## Objective
Every line that contains the word "screenshot" should be copied out.

Records:

::::

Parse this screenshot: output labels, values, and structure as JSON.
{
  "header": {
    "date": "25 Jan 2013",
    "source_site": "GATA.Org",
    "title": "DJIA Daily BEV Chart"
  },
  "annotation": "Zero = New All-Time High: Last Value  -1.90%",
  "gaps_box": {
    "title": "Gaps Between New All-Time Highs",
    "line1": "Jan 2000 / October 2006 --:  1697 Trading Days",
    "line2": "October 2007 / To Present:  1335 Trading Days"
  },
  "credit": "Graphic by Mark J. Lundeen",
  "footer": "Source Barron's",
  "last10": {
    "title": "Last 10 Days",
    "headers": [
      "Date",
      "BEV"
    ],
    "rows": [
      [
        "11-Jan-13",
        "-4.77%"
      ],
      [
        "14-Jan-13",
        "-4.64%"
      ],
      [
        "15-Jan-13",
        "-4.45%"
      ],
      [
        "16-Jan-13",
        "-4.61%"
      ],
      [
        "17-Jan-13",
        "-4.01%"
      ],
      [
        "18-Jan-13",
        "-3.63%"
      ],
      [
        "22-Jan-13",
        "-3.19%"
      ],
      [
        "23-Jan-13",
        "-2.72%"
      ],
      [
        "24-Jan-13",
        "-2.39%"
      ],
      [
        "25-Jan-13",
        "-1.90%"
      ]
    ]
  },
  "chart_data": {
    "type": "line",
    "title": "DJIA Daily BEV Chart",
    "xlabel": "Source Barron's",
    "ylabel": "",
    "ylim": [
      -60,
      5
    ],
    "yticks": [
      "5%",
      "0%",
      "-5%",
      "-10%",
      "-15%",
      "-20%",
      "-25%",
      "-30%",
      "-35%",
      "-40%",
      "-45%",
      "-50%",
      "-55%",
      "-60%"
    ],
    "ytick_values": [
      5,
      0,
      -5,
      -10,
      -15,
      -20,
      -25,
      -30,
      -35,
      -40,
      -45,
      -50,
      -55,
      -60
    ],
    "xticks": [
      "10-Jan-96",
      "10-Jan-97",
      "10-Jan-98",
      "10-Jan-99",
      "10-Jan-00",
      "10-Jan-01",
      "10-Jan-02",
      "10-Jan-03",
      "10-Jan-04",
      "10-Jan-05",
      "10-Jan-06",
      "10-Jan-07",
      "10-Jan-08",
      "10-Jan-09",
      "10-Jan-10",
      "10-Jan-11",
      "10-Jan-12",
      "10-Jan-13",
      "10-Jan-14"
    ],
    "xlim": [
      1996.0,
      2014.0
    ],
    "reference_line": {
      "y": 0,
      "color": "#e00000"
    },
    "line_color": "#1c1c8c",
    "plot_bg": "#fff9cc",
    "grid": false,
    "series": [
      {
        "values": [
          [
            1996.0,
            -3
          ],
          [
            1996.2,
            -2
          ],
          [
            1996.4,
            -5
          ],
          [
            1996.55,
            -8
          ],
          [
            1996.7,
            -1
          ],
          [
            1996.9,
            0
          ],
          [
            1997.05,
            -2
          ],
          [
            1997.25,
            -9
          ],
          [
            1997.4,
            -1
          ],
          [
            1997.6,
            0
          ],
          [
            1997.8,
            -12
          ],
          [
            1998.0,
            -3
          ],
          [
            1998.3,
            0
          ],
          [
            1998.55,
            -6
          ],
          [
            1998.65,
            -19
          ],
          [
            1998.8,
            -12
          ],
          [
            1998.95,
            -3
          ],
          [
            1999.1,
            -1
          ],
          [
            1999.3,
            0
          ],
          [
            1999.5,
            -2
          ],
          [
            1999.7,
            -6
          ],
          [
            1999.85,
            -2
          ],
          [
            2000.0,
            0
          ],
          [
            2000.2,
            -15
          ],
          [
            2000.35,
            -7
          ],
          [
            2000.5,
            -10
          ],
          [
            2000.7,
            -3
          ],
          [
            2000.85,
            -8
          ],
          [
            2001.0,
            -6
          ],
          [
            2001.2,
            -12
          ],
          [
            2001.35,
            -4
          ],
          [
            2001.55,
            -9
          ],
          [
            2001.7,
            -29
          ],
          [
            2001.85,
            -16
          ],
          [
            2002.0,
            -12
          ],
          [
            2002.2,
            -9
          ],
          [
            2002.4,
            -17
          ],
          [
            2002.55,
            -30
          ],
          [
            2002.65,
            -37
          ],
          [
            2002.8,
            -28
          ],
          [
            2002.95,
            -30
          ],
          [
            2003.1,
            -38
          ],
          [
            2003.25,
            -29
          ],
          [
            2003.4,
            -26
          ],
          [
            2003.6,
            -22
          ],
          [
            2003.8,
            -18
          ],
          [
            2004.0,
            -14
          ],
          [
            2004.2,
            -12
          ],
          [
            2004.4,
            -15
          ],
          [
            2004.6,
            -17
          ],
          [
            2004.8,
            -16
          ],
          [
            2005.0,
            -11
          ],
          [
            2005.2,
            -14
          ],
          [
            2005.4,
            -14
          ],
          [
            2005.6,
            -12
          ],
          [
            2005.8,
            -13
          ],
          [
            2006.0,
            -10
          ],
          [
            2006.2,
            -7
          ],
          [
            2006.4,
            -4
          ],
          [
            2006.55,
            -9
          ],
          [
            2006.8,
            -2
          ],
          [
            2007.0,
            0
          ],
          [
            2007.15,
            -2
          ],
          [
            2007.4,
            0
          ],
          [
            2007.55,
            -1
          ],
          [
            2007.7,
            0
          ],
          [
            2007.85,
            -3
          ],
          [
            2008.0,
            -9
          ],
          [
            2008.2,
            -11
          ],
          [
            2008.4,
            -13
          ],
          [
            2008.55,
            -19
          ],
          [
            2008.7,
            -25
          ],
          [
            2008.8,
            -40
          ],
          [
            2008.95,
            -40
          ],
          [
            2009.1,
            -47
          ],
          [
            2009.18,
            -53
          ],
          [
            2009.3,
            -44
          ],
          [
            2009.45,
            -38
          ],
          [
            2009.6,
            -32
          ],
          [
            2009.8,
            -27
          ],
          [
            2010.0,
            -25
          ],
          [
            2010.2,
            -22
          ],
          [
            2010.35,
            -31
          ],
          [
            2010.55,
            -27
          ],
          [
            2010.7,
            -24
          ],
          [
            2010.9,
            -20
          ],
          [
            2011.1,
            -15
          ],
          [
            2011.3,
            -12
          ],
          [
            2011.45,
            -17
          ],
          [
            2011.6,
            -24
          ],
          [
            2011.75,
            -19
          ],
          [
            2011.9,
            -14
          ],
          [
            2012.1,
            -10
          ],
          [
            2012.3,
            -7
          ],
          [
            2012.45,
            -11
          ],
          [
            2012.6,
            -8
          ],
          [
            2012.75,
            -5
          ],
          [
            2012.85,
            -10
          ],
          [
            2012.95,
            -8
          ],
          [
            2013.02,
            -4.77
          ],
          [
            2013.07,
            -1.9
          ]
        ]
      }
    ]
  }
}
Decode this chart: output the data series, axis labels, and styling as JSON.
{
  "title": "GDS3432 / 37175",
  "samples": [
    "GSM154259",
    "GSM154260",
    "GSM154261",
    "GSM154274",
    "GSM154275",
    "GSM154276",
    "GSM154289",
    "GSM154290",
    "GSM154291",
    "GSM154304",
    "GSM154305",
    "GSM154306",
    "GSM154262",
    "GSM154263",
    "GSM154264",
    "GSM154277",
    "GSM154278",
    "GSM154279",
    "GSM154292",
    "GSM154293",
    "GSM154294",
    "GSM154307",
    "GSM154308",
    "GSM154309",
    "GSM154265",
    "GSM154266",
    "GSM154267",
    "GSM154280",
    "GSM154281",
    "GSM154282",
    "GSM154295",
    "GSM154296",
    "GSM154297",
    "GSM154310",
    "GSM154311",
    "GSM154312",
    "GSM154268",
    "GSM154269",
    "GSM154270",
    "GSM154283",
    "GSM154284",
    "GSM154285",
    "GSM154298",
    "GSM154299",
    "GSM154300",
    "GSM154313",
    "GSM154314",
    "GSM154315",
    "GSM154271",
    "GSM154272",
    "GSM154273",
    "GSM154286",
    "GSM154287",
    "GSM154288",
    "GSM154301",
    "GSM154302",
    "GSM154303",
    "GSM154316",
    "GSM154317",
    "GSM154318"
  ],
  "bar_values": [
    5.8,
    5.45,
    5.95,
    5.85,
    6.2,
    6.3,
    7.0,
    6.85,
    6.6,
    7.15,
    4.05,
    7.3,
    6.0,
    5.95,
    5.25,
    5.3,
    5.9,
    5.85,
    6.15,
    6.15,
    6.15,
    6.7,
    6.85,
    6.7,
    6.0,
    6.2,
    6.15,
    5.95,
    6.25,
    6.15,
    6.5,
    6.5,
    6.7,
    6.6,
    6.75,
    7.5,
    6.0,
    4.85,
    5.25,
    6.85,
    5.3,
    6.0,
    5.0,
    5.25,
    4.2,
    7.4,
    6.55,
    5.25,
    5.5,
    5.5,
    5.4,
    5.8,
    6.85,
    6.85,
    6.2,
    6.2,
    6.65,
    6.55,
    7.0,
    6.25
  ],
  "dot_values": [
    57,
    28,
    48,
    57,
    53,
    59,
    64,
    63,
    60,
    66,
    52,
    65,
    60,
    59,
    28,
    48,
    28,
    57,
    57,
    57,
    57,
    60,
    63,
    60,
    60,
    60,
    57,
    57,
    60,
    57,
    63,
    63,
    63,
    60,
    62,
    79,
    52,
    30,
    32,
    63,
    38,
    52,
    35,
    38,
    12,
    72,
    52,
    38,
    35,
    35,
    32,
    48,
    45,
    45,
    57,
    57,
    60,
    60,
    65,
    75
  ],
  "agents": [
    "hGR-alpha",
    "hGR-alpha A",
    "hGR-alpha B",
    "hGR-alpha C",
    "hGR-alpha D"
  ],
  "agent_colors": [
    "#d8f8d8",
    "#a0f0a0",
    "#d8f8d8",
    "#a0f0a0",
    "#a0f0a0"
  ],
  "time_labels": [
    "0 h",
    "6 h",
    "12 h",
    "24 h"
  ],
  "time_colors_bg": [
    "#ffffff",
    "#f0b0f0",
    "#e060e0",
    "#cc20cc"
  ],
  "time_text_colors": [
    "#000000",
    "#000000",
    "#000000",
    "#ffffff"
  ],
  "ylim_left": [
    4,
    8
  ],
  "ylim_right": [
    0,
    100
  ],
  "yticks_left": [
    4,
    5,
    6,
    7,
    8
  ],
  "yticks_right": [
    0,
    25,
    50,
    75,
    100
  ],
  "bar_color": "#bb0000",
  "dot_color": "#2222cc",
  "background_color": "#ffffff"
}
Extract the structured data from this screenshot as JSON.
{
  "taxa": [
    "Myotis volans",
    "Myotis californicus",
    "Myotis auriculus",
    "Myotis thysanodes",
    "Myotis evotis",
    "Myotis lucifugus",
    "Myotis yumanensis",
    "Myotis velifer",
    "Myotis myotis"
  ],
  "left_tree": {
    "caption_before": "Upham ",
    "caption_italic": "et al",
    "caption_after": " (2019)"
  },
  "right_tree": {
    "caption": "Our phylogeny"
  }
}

::::

## Answer to this exercise
Parse this screenshot: output labels, values, and structure as JSON.
Extract the structured data from this screenshot as JSON.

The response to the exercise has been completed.